═══ Исходный текст
Вернувшись в Россию из второго заграничного похода, Батеньков 7 мая 1816 г. оставил военную службу, которая весьма тяготила его. Он отправился в Петербург, чтобы заняться «опять в тишине точными науками». Правда, он мечтал и о путешествии в Арктику:

В стране Борея вечно льдистой,
Где нет движенья веществу,
Где магнетизм владеет чистый,
Все смерти дань, как божеству,
Где солнце полгода сияет,
Но косо падая на льдах,
Луч яркий в радужных цветах
Скользит и тотчас замерзает.

Однако экспедиции в полярные страны в тот год Россией не снаряжались. И Батеньков принял иное решение. В октябре 1816 г. он «с честью выдержал экзамен» в институт корпуса инженеров путей сообщения. В том же году Батеньков отправился в Сибирь, чтобы заняться там работой и заботиться о престарелой матери.

В годы юности Батеньков был особенно дружен с Алексеем Андреевичем Елагиным, женатым на племяннице В.А. Жуковского Авдотье Петровне. Елагина, в доме которой после амнистии Батеньков провел последние годы своей жизни, сохранила его архив.

Батеньков довольно долго жил в Томске, где, по его словам, «из семи или восьми человек составили правильную масонскую ложу, и истинно масонскую, ибо, кроме добра, ни о чем не помышляли». Друзья его звали в Петербург, в Москву, но он не желал расставаться с любимой Сибирью. «Нет, мой милый, - писал Батеньков Елагину. - Нелегко оставить Сибирь... привязанность к той стороне, где, кажется, сама природа бросает только крошки безмерного своего достояния, где живут в казнь за преступление и имя которой, как свист бича, устрашает, привязанность к этой стране Вам непонятна».

И все-таки, когда обострились отношения Батенькова с сибирским генерал-губернатором И.Б. Пестелем (отцом знаменитого декабриста), он решил вернуться в столицу. По дороге он встретился с преемником Пестеля Михаилом Михайловичем Сперанским, который пригласил опального чиновника к себе в сотрудники. Это случилось в апреле 1819 г. «Он, - писал Батеньков о Сперанском, - с первого свидания полюбил меня, и с сего времени моя жизнь получила особенное направление.
══════
Задача: Какого числа Батеньков оставил военную службу, согласно тексту о Батенькове?
═══ Записанные данные
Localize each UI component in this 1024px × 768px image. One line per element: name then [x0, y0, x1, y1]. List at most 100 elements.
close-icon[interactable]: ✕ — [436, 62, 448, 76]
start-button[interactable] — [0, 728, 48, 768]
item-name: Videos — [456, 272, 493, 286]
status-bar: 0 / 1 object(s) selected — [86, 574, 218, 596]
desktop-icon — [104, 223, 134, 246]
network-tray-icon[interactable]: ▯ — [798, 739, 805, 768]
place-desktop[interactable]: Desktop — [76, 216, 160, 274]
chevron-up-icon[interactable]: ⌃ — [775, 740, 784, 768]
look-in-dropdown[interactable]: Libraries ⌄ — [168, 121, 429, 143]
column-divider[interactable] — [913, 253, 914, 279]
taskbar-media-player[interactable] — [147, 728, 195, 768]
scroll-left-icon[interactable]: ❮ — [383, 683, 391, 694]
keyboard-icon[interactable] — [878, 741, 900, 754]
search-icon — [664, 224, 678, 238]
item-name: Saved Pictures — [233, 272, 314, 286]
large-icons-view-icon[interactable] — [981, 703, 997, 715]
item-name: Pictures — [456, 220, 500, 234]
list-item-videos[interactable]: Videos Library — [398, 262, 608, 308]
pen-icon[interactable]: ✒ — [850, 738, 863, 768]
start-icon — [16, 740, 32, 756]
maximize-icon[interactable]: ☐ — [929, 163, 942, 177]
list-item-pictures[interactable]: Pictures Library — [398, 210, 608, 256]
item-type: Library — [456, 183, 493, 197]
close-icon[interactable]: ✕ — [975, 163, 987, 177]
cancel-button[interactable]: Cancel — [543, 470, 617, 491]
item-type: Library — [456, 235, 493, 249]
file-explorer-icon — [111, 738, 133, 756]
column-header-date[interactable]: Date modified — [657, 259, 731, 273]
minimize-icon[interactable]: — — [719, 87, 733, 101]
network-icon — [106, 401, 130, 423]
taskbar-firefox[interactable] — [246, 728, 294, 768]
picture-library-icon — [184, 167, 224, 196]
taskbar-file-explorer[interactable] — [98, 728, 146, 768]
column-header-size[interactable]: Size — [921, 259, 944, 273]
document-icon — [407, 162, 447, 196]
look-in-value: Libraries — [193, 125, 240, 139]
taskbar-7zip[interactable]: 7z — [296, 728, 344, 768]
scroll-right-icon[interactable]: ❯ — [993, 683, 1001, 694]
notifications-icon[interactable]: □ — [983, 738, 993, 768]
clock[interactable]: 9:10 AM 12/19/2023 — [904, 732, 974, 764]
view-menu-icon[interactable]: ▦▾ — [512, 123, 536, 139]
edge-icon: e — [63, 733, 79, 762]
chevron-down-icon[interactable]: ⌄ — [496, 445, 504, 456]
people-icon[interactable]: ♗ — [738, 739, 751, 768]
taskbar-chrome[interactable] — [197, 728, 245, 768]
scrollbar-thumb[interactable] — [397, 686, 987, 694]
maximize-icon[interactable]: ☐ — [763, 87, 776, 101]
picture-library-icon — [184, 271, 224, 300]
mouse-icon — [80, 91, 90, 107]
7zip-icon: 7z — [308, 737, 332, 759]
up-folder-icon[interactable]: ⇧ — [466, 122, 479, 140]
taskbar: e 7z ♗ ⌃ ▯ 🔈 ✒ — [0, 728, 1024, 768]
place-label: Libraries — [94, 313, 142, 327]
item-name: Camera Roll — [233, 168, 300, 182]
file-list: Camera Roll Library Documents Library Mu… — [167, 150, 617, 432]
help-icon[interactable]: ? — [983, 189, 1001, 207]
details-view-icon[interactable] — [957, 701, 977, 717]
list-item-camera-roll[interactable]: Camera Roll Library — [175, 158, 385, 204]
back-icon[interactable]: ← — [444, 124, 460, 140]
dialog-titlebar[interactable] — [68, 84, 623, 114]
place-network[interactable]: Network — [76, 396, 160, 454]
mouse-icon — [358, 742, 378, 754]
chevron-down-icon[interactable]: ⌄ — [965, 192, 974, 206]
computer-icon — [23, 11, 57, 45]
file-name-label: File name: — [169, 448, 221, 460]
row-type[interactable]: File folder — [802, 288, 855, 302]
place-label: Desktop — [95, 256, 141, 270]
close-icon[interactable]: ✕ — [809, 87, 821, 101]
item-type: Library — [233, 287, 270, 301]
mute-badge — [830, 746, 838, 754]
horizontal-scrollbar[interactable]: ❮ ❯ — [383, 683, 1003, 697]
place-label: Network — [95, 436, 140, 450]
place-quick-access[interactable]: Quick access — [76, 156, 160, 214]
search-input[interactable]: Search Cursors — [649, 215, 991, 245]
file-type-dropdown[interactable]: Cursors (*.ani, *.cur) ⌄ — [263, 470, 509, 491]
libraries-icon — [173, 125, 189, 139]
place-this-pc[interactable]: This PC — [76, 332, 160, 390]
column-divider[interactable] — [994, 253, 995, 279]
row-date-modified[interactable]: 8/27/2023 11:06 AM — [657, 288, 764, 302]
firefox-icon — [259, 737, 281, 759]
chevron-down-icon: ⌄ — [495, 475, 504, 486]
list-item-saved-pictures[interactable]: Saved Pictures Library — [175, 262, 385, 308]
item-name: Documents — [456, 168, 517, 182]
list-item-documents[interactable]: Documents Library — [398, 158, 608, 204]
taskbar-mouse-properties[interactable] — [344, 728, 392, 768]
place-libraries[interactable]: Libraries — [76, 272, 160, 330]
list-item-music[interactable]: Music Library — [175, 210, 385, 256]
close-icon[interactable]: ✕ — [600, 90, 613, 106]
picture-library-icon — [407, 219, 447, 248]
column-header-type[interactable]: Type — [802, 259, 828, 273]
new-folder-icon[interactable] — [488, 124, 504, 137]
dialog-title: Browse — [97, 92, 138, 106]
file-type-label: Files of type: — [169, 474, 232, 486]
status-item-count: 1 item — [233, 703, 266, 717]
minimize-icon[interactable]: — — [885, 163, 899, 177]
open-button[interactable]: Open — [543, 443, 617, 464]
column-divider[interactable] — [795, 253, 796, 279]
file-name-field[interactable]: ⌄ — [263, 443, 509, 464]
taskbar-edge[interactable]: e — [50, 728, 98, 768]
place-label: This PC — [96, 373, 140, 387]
══════
═══ Записанные данные
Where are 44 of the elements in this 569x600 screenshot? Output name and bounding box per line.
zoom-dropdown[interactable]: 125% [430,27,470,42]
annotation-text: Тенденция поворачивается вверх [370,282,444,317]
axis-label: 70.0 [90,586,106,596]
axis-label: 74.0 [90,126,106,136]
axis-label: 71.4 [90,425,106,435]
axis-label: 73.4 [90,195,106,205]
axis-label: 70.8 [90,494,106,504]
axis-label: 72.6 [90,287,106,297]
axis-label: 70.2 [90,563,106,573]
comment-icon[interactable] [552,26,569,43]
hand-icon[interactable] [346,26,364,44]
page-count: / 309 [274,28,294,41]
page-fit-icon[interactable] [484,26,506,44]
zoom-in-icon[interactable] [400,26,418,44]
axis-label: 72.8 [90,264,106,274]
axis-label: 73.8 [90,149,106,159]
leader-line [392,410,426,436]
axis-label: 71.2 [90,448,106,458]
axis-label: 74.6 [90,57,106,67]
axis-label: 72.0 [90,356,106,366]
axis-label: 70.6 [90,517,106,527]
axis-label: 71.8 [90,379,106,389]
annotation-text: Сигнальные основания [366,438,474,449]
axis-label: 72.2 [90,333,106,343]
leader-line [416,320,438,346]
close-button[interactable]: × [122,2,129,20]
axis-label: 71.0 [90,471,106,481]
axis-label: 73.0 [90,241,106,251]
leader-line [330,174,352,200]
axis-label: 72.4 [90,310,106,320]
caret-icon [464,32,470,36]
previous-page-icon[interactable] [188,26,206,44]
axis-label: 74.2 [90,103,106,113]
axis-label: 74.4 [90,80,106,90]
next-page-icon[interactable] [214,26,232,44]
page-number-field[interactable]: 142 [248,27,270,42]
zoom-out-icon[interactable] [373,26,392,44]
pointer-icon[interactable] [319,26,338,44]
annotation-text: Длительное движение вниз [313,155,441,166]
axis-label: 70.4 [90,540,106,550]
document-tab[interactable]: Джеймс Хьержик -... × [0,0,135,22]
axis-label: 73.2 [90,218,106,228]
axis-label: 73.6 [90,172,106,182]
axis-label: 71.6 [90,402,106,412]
══════
Результат: 7 мая 1816 г.